(Stated problem):
Restate all the material verbatim, except for the pictures.

:: Information supplied ::

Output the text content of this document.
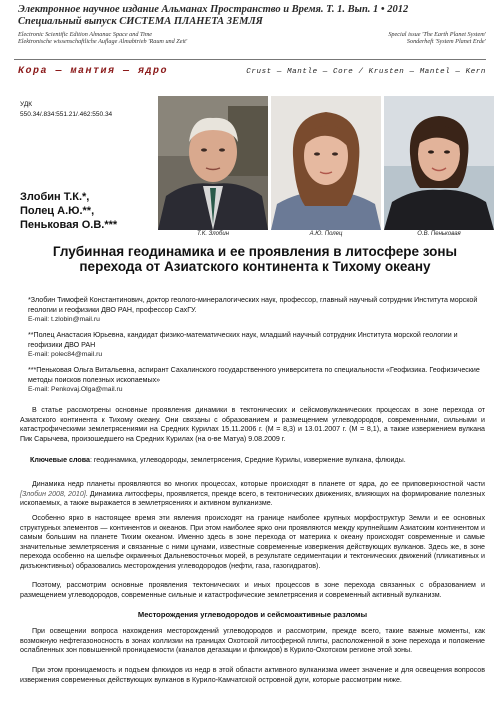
Электронное научное издание Альманах Пространство и Время. Т. 1. Вып. 1 • 2012
Специальный выпуск СИСТЕМА ПЛАНЕТА ЗЕМЛЯ
Electronic Scientific Edition Almanac Space and Time
Elektronische wissenschaftliche Auflage Almabtrieb 'Raum und Zeit'
Special issue 'The Earth Planet System'
Sonderheft 'System Planet Erde'
Кора — мантия — ядро	Crust — Mantle — Core / Krusten — Mantel — Kern
УДК
550.34/.834:551.21/.462:550.34
Т.К. Злобин	А.Ю. Полец	О.В. Пеньковая
Злобин Т.К.*,
Полец А.Ю.**,
Пеньковая О.В.***
Глубинная геодинамика и ее проявления в литосфере зоны перехода от Азиатского континента к Тихому океану
*Злобин Тимофей Константинович, доктор геолого-минералогических наук, профессор, главный научный сотрудник Института морской геологии и геофизики ДВО РАН, профессор СахГУ.
E-mail: t.zlobin@mail.ru
**Полец Анастасия Юрьевна, кандидат физико-математических наук, младший научный сотрудник Института морской геологии и геофизики ДВО РАН
E-mail: polec84@mail.ru
***Пеньковая Ольга Витальевна, аспирант Сахалинского государственного университета по специальности «Геофизика. Геофизические методы поисков полезных ископаемых»
E-mail: Penkovaj.Olga@mail.ru

В статье рассмотрены основные проявления динамики в тектонических и сейсмовулканических процессах в зоне перехода от Азиатского континента к Тихому океану. Они связаны с образованием и размещением углеводородов, современными, сильными и катастрофическими землетрясениями на Средних Курилах 15.11.2006 г. (M = 8,3) и 13.01.2007 г. (M = 8,1), а также извержением вулкана Пик Сарычева, произошедшего на Средних Курилах (на о-ве Матуа) 9.08.2009 г.

Ключевые слова: геодинамика, углеводороды, землетрясения, Средние Курилы, извержение вулкана, флюиды.

Динамика недр планеты проявляются во многих процессах, которые происходят в планете от ядра, до ее приповерхностной части [Злобин 2008, 2010]. Динамика литосферы, проявляется, прежде всего, в тектонических движениях, влияющих на формирование полезных ископаемых, а также выражается в землетрясениях и активном вулканизме.

Особенно ярко в настоящее время эти явления происходят на границе наиболее крупных морфоструктур Земли и ее основных структурных элементов — континентов и океанов. При этом наиболее ярко они проявляются между крупнейшим Азиатским континентом и самым большим на планете Тихим океаном. Именно здесь в зоне перехода от материка к океану происходят современные и самые значительные землетрясения и связанные с ними цунами, известные современные извержения действующих вулканов. Здесь же, в зоне перехода особенно на шельфе окраинных Дальневосточных морей, в результате седиментации и тектонических движений (пликативных и дизъюнктивных) образовались месторождения углеводородов (нефти, газа, газогидратов).

Поэтому, рассмотрим основные проявления тектонических и иных процессов в зоне перехода связанных с образованием и размещением углеводородов, современные сильные и катастрофические землетрясения и современный активный вулканизм.

Месторождения углеводородов и сейсмоактивные разломы

При освещении вопроса нахождения месторождений углеводородов и рассмотрим, прежде всего, такие важные моменты, как возможную нефтегазоносность в зонах коллизии на границах Охотской литосферной плиты, расположенной в зоне перехода и положение ослабленных зон повышенной проницаемости (каналов дегазации и флюидов) в Курило-Охотском регионе этой зоны.

При этом проницаемость и подъем флюидов из недр в этой области активного вулканизма имеет значение и для освещения вопросов извержения современных действующих вулканов в Курило-Камчатской островной дуги, которые рассмотрим ниже.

:::

(The solution):
Output the text content of this document.
Электронное научное издание Альманах Пространство и Время. Т. 1. Вып. 1 • 2012
Специальный выпуск СИСТЕМА ПЛАНЕТА ЗЕМЛЯ
Electronic Scientific Edition Almanac Space and Time
Elektronische wissenschaftliche Auflage Almabtrieb 'Raum und Zeit'
Special issue 'The Earth Planet System'
Sonderheft 'System Planet Erde'
Кора — мантия — ядро	Crust — Mantle — Core / Krusten — Mantel — Kern
УДК
550.34/.834:551.21/.462:550.34
Т.К. Злобин	А.Ю. Полец	О.В. Пеньковая
Злобин Т.К.*,
Полец А.Ю.**,
Пеньковая О.В.***
Глубинная геодинамика и ее проявления в литосфере зоны перехода от Азиатского континента к Тихому океану
*Злобин Тимофей Константинович, доктор геолого-минералогических наук, профессор, главный научный сотрудник Института морской геологии и геофизики ДВО РАН, профессор СахГУ.
E-mail: t.zlobin@mail.ru
**Полец Анастасия Юрьевна, кандидат физико-математических наук, младший научный сотрудник Института морской геологии и геофизики ДВО РАН
E-mail: polec84@mail.ru
***Пеньковая Ольга Витальевна, аспирант Сахалинского государственного университета по специальности «Геофизика. Геофизические методы поисков полезных ископаемых»
E-mail: Penkovaj.Olga@mail.ru

В статье рассмотрены основные проявления динамики в тектонических и сейсмовулканических процессах в зоне перехода от Азиатского континента к Тихому океану. Они связаны с образованием и размещением углеводородов, современными, сильными и катастрофическими землетрясениями на Средних Курилах 15.11.2006 г. (M = 8,3) и 13.01.2007 г. (M = 8,1), а также извержением вулкана Пик Сарычева, произошедшего на Средних Курилах (на о-ве Матуа) 9.08.2009 г.

Ключевые слова: геодинамика, углеводороды, землетрясения, Средние Курилы, извержение вулкана, флюиды.

Динамика недр планеты проявляются во многих процессах, которые происходят в планете от ядра, до ее приповерхностной части [Злобин 2008, 2010]. Динамика литосферы, проявляется, прежде всего, в тектонических движениях, влияющих на формирование полезных ископаемых, а также выражается в землетрясениях и активном вулканизме.

Особенно ярко в настоящее время эти явления происходят на границе наиболее крупных морфоструктур Земли и ее основных структурных элементов — континентов и океанов. При этом наиболее ярко они проявляются между крупнейшим Азиатским континентом и самым большим на планете Тихим океаном. Именно здесь в зоне перехода от материка к океану происходят современные и самые значительные землетрясения и связанные с ними цунами, известные современные извержения действующих вулканов. Здесь же, в зоне перехода особенно на шельфе окраинных Дальневосточных морей, в результате седиментации и тектонических движений (пликативных и дизъюнктивных) образовались месторождения углеводородов (нефти, газа, газогидратов).

Поэтому, рассмотрим основные проявления тектонических и иных процессов в зоне перехода связанных с образованием и размещением углеводородов, современные сильные и катастрофические землетрясения и современный активный вулканизм.

Месторождения углеводородов и сейсмоактивные разломы

При освещении вопроса нахождения месторождений углеводородов и рассмотрим, прежде всего, такие важные моменты, как возможную нефтегазоносность в зонах коллизии на границах Охотской литосферной плиты, расположенной в зоне перехода и положение ослабленных зон повышенной проницаемости (каналов дегазации и флюидов) в Курило-Охотском регионе этой зоны.

При этом проницаемость и подъем флюидов из недр в этой области активного вулканизма имеет значение и для освещения вопросов извержения современных действующих вулканов в Курило-Камчатской островной дуги, которые рассмотрим ниже.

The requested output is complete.